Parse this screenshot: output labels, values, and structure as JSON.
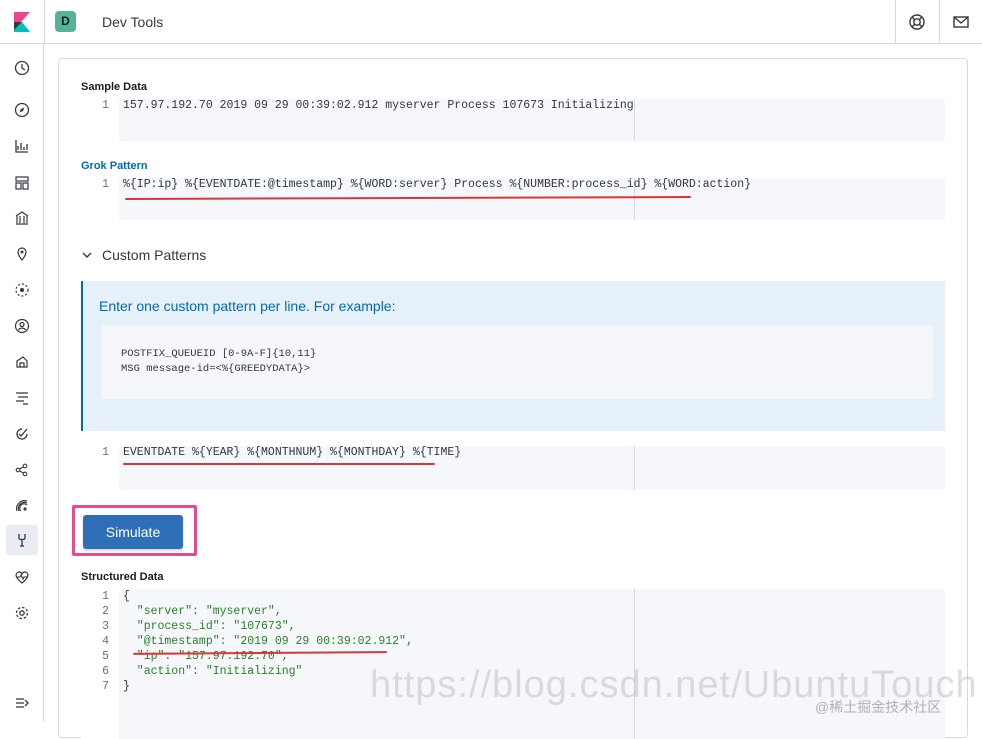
{
  "header": {
    "space_initial": "D",
    "app_title": "Dev Tools"
  },
  "sample_data": {
    "label": "Sample Data",
    "lines": [
      {
        "n": "1",
        "text": "157.97.192.70 2019 09 29 00:39:02.912 myserver Process 107673 Initializing"
      }
    ]
  },
  "grok_pattern": {
    "label": "Grok Pattern",
    "lines": [
      {
        "n": "1",
        "text": "%{IP:ip} %{EVENTDATE:@timestamp} %{WORD:server} Process %{NUMBER:process_id} %{WORD:action}"
      }
    ]
  },
  "custom_patterns": {
    "toggle_label": "Custom Patterns",
    "help_title": "Enter one custom pattern per line. For example:",
    "example_lines": [
      "POSTFIX_QUEUEID [0-9A-F]{10,11}",
      "MSG message-id=<%{GREEDYDATA}>"
    ],
    "editor_lines": [
      {
        "n": "1",
        "text": "EVENTDATE %{YEAR} %{MONTHNUM} %{MONTHDAY} %{TIME}"
      }
    ]
  },
  "simulate_label": "Simulate",
  "structured_data": {
    "label": "Structured Data",
    "lines": [
      {
        "n": "1",
        "text": "{"
      },
      {
        "n": "2",
        "text": "  \"server\": \"myserver\","
      },
      {
        "n": "3",
        "text": "  \"process_id\": \"107673\","
      },
      {
        "n": "4",
        "text": "  \"@timestamp\": \"2019 09 29 00:39:02.912\","
      },
      {
        "n": "5",
        "text": "  \"ip\": \"157.97.192.70\","
      },
      {
        "n": "6",
        "text": "  \"action\": \"Initializing\""
      },
      {
        "n": "7",
        "text": "}"
      }
    ]
  },
  "watermark": {
    "url": "https://blog.csdn.net/UbuntuTouch",
    "credit": "@稀土掘金技术社区"
  },
  "icons": {
    "logo": "kibana-logo-icon",
    "help": "help-lifebuoy-icon",
    "mail": "mail-icon",
    "nav": [
      "clock-icon",
      "compass-icon",
      "visualize-icon",
      "dashboard-icon",
      "canvas-icon",
      "maps-icon",
      "ml-icon",
      "infrastructure-icon",
      "logs-icon",
      "apm-icon",
      "uptime-icon",
      "graph-icon",
      "siem-icon",
      "dev-tools-icon",
      "monitoring-icon",
      "settings-icon",
      "collapse-icon"
    ]
  },
  "colors": {
    "accent": "#006bb4",
    "button": "#2f6fb7",
    "highlight_border": "#e24d91",
    "annotation_underline": "#d6373a",
    "space_badge": "#54b399"
  }
}
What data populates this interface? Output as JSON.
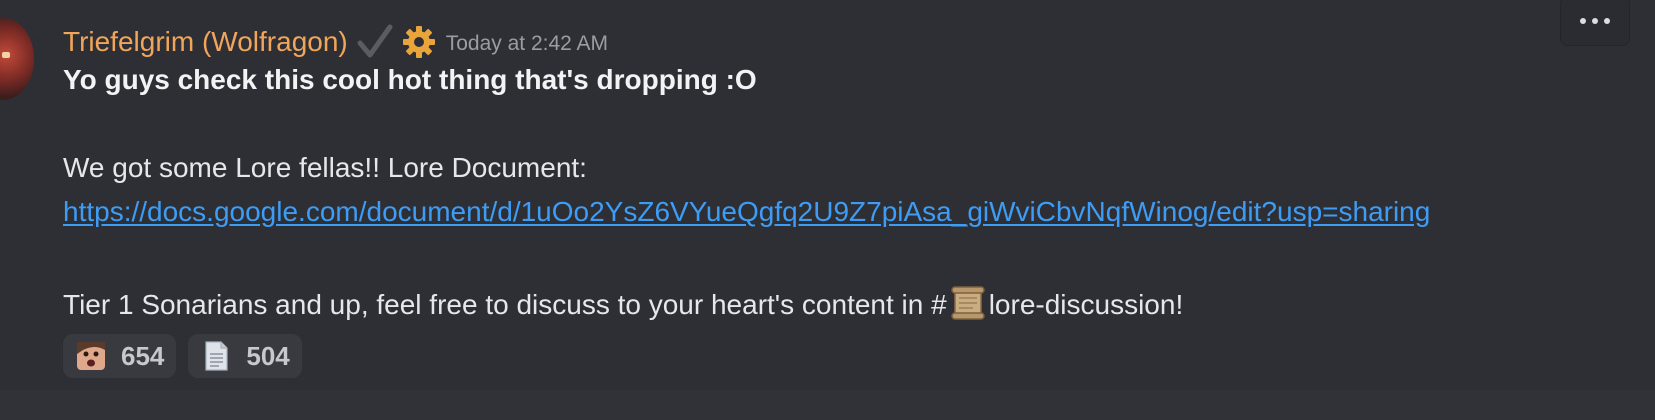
{
  "message": {
    "author": "Triefelgrim (Wolfragon)",
    "timestamp": "Today at 2:42 AM",
    "line1": "Yo guys check this cool hot thing that's dropping :O",
    "line2": "We got some Lore fellas!!  Lore Document:",
    "link": "https://docs.google.com/document/d/1uOo2YsZ6VYueQgfq2U9Z7piAsa_giWviCbvNqfWinog/edit?usp=sharing",
    "line3_prefix": "Tier 1 Sonarians and up, feel free to discuss to your heart's content in #",
    "channel": "lore-discussion",
    "line3_suffix": "!"
  },
  "reactions": [
    {
      "emoji": "face-emoji",
      "count": "654"
    },
    {
      "emoji": "page-emoji",
      "count": "504"
    }
  ],
  "colors": {
    "username": "#f0a55a",
    "link": "#3d9cf5",
    "background": "#2e2f34"
  }
}
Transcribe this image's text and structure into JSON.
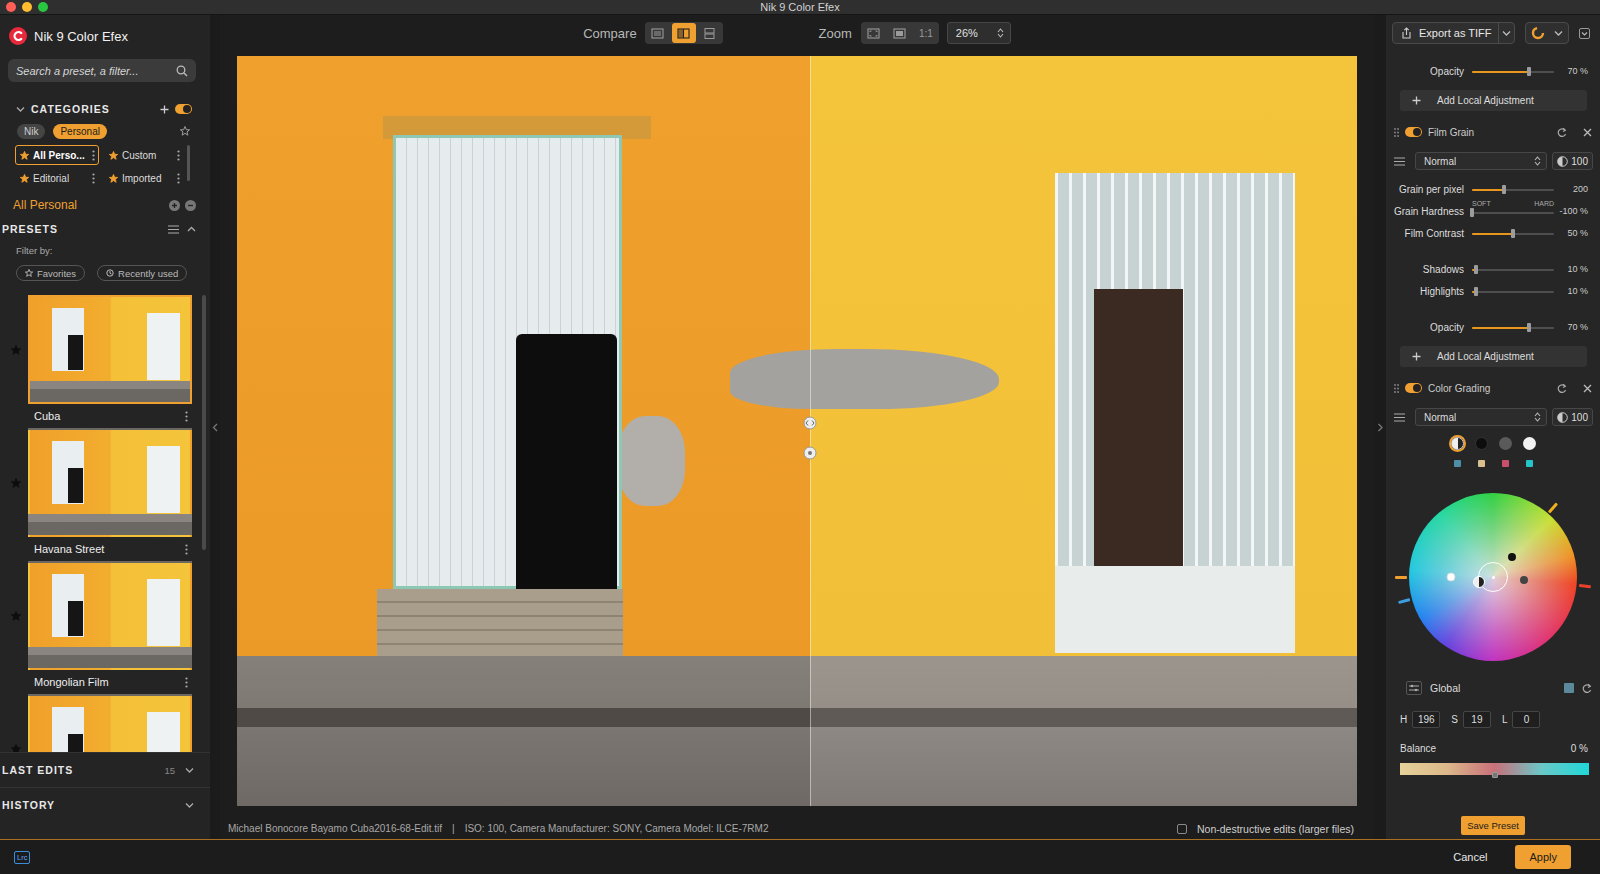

------------------------------

- **Task to carry out**: Print every record above exactly as written, leaving out the pictures.

- **Correct answer**:
Parse this screenshot: output labels, values, and structure as JSON.
{
  "header": {
    "space_initial": "D",
    "app_title": "Dev Tools"
  },
  "sample_data": {
    "label": "Sample Data",
    "lines": [
      {
        "n": "1",
        "text": "157.97.192.70 2019 09 29 00:39:02.912 myserver Process 107673 Initializing"
      }
    ]
  },
  "grok_pattern": {
    "label": "Grok Pattern",
    "lines": [
      {
        "n": "1",
        "text": "%{IP:ip} %{EVENTDATE:@timestamp} %{WORD:server} Process %{NUMBER:process_id} %{WORD:action}"
      }
    ]
  },
  "custom_patterns": {
    "toggle_label": "Custom Patterns",
    "help_title": "Enter one custom pattern per line. For example:",
    "example_lines": [
      "POSTFIX_QUEUEID [0-9A-F]{10,11}",
      "MSG message-id=<%{GREEDYDATA}>"
    ],
    "editor_lines": [
      {
        "n": "1",
        "text": "EVENTDATE %{YEAR} %{MONTHNUM} %{MONTHDAY} %{TIME}"
      }
    ]
  },
  "simulate_label": "Simulate",
  "structured_data": {
    "label": "Structured Data",
    "lines": [
      {
        "n": "1",
        "text": "{"
      },
      {
        "n": "2",
        "text": "  \"server\": \"myserver\","
      },
      {
        "n": "3",
        "text": "  \"process_id\": \"107673\","
      },
      {
        "n": "4",
        "text": "  \"@timestamp\": \"2019 09 29 00:39:02.912\","
      },
      {
        "n": "5",
        "text": "  \"ip\": \"157.97.192.70\","
      },
      {
        "n": "6",
        "text": "  \"action\": \"Initializing\""
      },
      {
        "n": "7",
        "text": "}"
      }
    ]
  },
  "watermark": {
    "url": "https://blog.csdn.net/UbuntuTouch",
    "credit": "@稀土掘金技术社区"
  },
  "icons": {
    "logo": "kibana-logo-icon",
    "help": "help-lifebuoy-icon",
    "mail": "mail-icon",
    "nav": [
      "clock-icon",
      "compass-icon",
      "visualize-icon",
      "dashboard-icon",
      "canvas-icon",
      "maps-icon",
      "ml-icon",
      "infrastructure-icon",
      "logs-icon",
      "apm-icon",
      "uptime-icon",
      "graph-icon",
      "siem-icon",
      "dev-tools-icon",
      "monitoring-icon",
      "settings-icon",
      "collapse-icon"
    ]
  },
  "colors": {
    "accent": "#006bb4",
    "button": "#2f6fb7",
    "highlight_border": "#e24d91",
    "annotation_underline": "#d6373a",
    "space_badge": "#54b399"
  }
}
What data populates this interface? Output as JSON.
{
  "message": {
    "author": "Triefelgrim (Wolfragon)",
    "timestamp": "Today at 2:42 AM",
    "line1": "Yo guys check this cool hot thing that's dropping :O",
    "line2": "We got some Lore fellas!!  Lore Document:",
    "link": "https://docs.google.com/document/d/1uOo2YsZ6VYueQgfq2U9Z7piAsa_giWviCbvNqfWinog/edit?usp=sharing",
    "line3_prefix": "Tier 1 Sonarians and up, feel free to discuss to your heart's content in #",
    "channel": "lore-discussion",
    "line3_suffix": "!"
  },
  "reactions": [
    {
      "emoji": "face-emoji",
      "count": "654"
    },
    {
      "emoji": "page-emoji",
      "count": "504"
    }
  ],
  "colors": {
    "username": "#f0a55a",
    "link": "#3d9cf5",
    "background": "#2e2f34"
  }
}
Transcribe this image's text and structure into JSON.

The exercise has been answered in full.